Goal ::
Return a copy of each line that holds the string "深みと光沢のある上質な質感のオリジナル生地".

=-=-=

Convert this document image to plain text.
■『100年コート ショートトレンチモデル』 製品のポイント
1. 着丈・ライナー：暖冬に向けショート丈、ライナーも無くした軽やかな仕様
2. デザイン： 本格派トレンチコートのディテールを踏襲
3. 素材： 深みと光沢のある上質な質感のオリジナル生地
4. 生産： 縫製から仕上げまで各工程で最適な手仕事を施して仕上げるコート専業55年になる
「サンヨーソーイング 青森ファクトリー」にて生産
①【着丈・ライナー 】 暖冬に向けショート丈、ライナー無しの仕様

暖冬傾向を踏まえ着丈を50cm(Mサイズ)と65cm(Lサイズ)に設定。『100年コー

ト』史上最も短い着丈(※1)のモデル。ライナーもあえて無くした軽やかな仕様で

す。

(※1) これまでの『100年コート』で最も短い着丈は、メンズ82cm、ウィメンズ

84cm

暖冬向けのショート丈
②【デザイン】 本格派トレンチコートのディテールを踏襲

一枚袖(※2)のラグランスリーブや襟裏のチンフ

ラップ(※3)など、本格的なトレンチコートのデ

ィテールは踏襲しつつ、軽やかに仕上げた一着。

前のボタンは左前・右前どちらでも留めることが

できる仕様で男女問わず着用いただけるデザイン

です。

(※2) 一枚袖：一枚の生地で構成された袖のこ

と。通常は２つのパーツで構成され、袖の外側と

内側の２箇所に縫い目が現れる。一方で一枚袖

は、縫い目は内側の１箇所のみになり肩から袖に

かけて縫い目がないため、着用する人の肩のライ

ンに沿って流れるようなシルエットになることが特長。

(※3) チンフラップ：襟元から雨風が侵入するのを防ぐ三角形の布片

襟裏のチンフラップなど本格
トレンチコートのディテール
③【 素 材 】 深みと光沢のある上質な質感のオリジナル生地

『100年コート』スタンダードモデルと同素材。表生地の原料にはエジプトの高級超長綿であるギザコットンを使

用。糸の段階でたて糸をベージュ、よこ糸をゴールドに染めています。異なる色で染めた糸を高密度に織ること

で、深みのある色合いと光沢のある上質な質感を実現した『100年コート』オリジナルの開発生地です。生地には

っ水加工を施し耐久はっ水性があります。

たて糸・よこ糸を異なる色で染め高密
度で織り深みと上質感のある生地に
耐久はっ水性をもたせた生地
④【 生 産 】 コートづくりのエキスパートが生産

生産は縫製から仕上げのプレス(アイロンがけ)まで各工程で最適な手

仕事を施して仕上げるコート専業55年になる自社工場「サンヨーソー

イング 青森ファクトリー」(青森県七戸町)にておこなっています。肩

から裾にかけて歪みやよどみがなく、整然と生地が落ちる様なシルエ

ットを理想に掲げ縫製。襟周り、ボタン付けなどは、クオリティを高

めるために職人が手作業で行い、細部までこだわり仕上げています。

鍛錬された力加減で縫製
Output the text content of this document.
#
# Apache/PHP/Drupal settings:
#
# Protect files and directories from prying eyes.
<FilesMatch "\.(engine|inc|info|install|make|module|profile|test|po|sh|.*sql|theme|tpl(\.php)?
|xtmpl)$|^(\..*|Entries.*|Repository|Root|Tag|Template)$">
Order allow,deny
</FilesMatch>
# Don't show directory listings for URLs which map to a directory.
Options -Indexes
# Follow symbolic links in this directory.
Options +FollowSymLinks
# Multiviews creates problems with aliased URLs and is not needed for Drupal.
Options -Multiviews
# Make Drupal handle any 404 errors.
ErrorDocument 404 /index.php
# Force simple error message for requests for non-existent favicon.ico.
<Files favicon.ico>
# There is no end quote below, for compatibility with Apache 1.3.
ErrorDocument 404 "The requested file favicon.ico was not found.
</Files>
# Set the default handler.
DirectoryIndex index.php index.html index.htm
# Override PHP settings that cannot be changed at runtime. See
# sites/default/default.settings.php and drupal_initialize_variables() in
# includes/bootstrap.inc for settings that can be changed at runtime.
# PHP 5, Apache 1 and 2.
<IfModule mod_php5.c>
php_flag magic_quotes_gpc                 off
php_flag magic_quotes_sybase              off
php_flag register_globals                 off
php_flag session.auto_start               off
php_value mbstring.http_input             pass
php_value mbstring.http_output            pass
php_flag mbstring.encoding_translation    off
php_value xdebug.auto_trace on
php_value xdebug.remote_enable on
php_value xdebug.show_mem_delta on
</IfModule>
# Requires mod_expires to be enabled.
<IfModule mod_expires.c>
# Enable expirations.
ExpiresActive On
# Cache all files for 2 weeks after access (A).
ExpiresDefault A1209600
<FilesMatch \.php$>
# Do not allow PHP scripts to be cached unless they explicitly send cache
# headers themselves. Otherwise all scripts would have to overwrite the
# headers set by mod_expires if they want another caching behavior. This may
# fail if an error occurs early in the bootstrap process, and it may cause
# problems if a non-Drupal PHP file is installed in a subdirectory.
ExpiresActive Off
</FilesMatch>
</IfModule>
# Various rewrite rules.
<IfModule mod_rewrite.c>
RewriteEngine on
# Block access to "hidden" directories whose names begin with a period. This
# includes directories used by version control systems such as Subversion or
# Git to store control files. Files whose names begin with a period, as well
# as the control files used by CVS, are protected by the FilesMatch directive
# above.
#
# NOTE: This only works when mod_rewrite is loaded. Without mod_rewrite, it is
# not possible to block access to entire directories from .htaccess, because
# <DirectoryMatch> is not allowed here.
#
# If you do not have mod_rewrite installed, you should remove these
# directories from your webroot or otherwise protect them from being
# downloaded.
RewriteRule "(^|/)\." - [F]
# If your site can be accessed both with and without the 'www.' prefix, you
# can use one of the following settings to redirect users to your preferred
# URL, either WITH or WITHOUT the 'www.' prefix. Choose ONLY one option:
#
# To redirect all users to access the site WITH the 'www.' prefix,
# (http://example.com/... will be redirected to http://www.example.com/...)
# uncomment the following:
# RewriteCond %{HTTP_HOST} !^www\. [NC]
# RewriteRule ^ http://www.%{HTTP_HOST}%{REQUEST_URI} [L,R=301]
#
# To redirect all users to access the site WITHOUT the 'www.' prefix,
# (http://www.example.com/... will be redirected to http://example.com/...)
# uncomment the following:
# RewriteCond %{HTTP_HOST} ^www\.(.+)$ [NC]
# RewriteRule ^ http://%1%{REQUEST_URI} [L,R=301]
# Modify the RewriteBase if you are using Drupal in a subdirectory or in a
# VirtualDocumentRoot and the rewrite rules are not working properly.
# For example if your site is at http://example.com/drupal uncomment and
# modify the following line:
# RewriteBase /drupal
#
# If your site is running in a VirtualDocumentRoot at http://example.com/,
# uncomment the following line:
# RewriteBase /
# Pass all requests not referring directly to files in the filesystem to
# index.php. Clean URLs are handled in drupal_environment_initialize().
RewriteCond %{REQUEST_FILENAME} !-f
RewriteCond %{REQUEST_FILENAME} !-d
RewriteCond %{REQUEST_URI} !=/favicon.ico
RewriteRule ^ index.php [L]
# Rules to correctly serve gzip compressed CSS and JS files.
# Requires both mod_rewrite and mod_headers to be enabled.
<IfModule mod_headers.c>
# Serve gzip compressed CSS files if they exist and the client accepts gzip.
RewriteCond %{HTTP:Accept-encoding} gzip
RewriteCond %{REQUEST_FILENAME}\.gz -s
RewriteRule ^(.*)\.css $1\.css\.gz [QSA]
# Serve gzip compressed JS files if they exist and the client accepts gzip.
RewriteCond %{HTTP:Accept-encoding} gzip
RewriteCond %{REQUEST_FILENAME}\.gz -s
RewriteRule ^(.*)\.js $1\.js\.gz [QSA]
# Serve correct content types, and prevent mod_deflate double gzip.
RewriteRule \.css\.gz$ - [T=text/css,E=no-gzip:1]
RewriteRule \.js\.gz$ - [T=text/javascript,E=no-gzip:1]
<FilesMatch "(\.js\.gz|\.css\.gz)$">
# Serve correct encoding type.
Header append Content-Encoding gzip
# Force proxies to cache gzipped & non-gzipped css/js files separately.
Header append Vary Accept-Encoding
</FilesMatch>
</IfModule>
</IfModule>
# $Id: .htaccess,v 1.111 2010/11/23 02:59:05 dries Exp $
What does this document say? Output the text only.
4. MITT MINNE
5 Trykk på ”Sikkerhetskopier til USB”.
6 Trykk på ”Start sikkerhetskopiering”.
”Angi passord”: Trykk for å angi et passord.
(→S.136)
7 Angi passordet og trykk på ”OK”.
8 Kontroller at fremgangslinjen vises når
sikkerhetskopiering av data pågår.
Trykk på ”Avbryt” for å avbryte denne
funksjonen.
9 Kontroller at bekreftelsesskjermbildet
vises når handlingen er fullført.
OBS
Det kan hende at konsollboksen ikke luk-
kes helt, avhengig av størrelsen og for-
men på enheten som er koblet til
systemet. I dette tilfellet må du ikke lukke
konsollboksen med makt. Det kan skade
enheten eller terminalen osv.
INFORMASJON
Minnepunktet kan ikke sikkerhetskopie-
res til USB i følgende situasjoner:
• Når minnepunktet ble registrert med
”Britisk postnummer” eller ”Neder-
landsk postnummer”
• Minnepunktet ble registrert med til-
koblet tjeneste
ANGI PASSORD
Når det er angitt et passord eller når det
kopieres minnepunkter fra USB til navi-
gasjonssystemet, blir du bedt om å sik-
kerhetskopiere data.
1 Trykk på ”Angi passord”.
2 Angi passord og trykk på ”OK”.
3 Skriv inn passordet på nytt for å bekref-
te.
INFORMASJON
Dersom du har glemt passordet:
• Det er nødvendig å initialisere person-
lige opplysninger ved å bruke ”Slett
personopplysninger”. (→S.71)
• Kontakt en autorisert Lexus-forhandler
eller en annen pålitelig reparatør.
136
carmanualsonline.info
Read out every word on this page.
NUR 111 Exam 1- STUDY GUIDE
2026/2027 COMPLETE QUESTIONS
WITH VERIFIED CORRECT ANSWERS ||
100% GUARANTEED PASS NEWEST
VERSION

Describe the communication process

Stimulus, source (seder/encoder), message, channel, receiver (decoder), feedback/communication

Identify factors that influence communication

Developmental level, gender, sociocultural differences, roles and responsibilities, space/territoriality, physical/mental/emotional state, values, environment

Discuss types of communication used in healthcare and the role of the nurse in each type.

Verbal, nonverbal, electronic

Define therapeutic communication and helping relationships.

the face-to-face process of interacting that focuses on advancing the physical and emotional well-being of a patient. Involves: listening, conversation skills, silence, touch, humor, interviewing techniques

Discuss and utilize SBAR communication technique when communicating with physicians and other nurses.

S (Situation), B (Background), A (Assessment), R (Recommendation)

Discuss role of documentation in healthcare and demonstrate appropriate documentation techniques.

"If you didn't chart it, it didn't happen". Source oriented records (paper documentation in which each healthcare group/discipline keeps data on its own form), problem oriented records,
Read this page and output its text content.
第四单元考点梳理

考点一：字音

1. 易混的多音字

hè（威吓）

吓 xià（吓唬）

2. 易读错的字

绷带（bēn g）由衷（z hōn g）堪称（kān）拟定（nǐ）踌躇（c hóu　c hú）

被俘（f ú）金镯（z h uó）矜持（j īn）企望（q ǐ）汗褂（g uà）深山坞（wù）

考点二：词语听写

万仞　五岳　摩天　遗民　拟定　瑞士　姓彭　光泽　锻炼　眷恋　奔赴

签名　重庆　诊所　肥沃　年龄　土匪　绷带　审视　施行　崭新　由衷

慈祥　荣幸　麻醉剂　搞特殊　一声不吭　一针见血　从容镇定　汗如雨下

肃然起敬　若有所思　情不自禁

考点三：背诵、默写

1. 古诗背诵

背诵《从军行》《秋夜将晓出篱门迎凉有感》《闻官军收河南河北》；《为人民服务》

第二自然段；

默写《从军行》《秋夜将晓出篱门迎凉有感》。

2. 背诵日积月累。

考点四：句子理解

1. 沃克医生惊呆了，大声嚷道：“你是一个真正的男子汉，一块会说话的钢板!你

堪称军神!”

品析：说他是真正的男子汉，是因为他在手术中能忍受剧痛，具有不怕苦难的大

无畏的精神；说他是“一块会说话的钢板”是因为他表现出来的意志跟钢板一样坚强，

=-=-=

Answer for the task ::
3. 素材： 深みと光沢のある上質な質感のオリジナル生地
③【 素 材 】 深みと光沢のある上質な質感のオリジナル生地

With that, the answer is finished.